══ Task inputs

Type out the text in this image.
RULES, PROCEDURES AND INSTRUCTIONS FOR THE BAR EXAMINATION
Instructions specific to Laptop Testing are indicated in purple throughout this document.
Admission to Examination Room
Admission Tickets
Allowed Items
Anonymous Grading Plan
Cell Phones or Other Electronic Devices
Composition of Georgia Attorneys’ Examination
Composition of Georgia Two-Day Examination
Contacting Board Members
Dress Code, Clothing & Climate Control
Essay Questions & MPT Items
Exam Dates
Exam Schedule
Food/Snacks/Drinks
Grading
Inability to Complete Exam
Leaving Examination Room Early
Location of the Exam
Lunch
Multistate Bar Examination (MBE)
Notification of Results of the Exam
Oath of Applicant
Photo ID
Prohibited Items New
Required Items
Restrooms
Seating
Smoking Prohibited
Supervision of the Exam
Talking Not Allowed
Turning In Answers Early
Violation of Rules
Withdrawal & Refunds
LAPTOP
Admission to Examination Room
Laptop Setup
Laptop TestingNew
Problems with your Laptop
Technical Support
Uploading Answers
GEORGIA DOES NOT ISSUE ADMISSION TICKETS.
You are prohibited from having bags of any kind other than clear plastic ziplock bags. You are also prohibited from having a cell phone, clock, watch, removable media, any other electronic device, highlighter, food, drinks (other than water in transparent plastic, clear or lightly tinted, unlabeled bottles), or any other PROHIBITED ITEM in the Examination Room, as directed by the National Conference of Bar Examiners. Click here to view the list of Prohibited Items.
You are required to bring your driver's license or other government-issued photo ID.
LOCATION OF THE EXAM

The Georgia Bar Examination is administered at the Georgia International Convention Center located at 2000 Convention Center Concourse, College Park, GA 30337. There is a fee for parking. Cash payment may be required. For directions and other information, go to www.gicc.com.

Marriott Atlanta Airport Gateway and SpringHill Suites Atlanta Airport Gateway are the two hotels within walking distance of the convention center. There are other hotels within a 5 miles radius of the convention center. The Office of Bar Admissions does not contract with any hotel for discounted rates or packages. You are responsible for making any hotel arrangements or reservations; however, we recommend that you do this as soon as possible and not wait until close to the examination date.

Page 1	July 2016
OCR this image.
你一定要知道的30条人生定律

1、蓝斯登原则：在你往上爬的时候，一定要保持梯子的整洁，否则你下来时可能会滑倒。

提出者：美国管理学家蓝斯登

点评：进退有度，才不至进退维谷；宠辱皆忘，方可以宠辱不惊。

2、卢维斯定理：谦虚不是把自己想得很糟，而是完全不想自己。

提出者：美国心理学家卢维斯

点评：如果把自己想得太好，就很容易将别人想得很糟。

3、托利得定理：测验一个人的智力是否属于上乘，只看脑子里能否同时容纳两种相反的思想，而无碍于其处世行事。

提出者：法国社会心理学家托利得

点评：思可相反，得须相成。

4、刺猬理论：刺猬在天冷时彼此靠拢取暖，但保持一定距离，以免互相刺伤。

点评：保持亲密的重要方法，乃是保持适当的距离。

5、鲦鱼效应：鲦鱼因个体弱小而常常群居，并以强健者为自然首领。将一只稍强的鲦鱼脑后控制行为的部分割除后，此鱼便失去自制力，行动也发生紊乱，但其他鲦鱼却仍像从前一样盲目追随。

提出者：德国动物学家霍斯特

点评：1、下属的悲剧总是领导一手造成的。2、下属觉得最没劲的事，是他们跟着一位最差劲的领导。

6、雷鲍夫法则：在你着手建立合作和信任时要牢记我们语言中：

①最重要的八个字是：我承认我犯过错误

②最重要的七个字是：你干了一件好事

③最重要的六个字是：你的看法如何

════

- [Task]: Copy each line above that contains the word "Answers".

- [Output for this exercise]:
Turning In Answers Early
Uploading Answers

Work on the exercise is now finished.